What needs to be done:
Pull out every line below containing the word "Delivered".

Source records:
┄┄┄┄┄┄┄┄┄┄

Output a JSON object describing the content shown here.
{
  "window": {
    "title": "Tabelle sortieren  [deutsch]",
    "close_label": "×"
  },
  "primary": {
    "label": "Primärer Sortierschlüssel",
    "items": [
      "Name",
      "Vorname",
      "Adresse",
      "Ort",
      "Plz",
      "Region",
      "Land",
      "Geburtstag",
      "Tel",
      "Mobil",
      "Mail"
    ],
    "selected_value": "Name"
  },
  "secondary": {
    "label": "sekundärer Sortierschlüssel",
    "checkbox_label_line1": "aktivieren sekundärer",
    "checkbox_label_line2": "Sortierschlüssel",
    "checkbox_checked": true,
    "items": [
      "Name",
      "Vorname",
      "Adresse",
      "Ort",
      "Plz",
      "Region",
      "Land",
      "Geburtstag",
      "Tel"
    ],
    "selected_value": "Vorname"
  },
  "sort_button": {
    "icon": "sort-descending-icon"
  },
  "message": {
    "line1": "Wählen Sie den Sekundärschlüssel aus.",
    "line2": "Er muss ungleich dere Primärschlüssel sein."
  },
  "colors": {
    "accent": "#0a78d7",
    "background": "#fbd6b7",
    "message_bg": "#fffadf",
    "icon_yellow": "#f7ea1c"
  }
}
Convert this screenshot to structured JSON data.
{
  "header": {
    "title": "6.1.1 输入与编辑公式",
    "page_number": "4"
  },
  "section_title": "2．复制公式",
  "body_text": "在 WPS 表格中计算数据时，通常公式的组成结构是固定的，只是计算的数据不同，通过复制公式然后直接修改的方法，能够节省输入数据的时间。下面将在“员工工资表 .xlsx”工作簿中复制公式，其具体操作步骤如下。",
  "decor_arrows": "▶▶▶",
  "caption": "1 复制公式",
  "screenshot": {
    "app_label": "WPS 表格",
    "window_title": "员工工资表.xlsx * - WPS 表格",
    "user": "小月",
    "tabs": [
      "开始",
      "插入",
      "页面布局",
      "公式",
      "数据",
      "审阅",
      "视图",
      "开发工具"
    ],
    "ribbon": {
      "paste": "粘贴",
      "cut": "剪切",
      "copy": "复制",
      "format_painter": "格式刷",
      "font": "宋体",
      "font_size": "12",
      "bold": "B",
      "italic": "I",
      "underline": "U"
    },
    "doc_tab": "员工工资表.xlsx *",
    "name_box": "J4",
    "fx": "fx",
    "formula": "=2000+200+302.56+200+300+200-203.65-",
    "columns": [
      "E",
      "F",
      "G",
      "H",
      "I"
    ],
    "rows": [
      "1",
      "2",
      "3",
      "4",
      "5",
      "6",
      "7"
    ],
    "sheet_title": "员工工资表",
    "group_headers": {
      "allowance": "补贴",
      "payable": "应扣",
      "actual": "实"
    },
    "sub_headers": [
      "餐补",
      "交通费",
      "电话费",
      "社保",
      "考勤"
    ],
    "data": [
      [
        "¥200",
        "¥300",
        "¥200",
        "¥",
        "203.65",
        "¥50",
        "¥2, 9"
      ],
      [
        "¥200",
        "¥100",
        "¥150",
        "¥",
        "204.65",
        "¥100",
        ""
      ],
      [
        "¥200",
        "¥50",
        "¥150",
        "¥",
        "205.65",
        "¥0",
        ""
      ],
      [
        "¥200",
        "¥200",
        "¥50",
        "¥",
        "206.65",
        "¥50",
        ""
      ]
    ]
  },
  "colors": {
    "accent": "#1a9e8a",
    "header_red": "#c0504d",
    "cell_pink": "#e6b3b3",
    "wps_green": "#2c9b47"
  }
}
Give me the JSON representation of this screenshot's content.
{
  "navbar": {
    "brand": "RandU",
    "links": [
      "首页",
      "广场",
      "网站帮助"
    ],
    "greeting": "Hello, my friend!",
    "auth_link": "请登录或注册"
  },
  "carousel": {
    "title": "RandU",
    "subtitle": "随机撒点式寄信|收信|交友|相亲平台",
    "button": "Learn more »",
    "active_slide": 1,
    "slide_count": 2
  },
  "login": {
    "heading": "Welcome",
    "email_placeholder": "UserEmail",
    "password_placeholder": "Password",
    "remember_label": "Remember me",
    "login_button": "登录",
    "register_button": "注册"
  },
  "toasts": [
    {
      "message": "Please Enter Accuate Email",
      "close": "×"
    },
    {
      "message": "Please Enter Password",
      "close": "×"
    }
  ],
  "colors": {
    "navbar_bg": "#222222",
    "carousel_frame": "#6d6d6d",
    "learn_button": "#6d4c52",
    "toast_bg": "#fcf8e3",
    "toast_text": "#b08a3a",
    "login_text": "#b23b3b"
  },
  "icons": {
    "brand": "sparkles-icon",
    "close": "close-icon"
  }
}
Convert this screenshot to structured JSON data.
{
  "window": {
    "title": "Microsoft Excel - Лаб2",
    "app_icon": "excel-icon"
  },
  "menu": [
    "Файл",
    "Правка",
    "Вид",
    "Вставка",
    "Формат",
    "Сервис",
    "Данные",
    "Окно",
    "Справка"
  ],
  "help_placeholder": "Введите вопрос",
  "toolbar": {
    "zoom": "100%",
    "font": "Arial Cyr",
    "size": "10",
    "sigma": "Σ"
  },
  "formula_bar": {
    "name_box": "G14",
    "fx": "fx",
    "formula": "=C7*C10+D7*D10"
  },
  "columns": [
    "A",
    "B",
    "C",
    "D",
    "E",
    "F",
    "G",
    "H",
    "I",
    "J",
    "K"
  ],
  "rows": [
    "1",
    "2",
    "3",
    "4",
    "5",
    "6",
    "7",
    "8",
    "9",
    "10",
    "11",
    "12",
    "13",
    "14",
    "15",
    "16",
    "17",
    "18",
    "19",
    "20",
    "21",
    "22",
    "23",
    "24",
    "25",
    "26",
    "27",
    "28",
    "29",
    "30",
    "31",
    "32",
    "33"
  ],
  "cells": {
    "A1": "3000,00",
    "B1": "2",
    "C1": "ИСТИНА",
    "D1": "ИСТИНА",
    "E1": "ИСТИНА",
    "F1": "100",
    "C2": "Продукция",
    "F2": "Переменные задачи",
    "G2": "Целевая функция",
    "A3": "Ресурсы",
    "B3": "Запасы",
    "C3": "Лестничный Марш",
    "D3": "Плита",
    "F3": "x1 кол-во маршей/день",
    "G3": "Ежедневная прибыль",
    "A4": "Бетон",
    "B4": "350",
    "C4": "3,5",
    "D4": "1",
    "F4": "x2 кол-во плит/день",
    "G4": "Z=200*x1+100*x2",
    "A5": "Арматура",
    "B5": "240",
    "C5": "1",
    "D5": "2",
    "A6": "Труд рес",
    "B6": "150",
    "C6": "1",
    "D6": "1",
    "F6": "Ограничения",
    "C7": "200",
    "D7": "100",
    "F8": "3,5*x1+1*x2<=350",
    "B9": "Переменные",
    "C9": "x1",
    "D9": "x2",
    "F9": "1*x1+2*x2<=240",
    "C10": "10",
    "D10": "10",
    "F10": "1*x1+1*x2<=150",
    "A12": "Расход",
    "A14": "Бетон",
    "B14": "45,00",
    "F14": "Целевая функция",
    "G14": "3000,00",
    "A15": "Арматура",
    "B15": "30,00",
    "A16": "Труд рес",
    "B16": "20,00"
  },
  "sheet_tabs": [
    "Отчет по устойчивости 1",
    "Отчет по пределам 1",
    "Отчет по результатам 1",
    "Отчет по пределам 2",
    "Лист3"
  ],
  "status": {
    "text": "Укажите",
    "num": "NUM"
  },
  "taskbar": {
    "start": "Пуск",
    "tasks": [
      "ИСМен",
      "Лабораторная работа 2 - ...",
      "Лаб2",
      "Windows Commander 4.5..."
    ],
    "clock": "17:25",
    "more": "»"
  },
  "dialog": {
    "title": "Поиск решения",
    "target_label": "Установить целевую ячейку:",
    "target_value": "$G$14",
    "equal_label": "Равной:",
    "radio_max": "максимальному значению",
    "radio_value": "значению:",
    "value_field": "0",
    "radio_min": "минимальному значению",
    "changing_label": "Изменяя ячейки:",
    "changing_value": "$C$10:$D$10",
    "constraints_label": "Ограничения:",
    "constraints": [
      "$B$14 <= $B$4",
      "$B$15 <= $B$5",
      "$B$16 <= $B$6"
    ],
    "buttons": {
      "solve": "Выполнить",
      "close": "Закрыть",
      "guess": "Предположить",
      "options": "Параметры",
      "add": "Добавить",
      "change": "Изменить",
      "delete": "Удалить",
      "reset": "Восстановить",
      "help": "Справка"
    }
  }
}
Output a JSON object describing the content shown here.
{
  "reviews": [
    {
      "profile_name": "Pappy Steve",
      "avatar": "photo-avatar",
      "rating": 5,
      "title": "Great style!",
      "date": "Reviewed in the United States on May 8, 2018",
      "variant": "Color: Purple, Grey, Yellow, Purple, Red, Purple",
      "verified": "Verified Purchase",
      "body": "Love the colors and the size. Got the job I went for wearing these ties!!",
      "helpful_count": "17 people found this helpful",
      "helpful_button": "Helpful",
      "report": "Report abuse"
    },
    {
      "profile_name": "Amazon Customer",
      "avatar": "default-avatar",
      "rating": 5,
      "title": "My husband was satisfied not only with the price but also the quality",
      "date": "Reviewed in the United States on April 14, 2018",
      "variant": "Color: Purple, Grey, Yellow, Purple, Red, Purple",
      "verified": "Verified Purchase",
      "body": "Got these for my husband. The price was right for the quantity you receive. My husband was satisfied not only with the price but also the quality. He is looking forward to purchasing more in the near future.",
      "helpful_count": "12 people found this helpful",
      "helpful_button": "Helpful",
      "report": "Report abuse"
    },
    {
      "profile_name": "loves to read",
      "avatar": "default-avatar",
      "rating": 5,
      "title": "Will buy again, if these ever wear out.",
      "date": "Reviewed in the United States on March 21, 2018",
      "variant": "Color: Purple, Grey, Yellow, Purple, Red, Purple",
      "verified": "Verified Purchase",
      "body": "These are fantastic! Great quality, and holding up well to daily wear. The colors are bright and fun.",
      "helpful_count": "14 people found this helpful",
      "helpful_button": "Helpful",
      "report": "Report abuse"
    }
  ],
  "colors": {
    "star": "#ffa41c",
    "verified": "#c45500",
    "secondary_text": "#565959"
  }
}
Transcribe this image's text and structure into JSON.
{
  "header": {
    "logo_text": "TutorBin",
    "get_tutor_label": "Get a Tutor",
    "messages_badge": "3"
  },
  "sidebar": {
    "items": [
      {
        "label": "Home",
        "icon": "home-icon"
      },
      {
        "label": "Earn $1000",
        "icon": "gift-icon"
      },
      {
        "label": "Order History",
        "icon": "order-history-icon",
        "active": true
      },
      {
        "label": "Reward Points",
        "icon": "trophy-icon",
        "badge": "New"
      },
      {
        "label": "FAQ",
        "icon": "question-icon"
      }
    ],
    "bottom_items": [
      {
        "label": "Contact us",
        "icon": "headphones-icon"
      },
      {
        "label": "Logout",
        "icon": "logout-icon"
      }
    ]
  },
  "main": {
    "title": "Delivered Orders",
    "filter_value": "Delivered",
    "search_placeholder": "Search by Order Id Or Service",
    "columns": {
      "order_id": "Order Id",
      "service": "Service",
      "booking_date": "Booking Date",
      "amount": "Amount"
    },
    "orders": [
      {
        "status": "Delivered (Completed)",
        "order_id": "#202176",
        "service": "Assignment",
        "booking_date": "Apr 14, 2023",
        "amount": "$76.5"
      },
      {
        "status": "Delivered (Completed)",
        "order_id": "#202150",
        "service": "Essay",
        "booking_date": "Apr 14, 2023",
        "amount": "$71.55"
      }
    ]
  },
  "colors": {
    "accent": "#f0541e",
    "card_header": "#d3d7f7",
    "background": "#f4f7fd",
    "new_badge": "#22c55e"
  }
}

┄┄┄┄┄┄┄┄┄┄

Output below:
    "title": "Delivered Orders",
    "filter_value": "Delivered",
        "status": "Delivered (Completed)",
        "status": "Delivered (Completed)",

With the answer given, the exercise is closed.